_AIM_.
Go through the data below. List every line that holds the word "typami".

Collected data
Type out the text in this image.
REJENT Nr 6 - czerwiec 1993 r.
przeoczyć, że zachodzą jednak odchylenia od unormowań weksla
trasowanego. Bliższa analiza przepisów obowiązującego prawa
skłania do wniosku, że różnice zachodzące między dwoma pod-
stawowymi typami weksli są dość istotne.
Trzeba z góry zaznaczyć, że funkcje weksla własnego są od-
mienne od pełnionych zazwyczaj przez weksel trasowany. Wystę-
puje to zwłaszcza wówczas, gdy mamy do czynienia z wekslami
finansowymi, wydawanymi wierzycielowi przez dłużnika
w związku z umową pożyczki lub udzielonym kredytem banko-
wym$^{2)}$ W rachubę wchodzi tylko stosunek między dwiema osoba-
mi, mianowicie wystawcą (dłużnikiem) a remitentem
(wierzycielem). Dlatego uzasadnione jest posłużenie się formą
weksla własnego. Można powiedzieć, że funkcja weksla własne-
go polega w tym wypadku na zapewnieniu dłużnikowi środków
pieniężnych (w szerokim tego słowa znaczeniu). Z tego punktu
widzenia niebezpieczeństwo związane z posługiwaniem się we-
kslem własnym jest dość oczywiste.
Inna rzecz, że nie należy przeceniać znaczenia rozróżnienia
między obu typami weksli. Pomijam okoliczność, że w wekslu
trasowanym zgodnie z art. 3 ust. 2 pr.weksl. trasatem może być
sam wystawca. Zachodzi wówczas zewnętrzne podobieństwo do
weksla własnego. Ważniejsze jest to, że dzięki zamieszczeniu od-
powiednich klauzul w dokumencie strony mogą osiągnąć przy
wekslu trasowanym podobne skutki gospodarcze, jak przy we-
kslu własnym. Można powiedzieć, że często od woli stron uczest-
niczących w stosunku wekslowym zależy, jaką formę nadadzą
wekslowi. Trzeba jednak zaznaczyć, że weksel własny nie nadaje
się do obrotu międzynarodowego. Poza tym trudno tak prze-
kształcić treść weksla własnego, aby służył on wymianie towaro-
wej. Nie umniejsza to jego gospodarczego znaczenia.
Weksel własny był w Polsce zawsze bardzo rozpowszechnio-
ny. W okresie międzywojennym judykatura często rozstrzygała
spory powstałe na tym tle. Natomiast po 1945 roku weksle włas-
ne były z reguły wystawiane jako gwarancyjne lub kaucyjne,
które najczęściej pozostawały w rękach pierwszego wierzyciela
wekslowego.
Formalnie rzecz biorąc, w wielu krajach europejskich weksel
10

_SOLUTION TO THE PROBLEM_.
stawowymi typami weksli są dość istotne.
między obu typami weksli. Pomijam okoliczność, że w wekslu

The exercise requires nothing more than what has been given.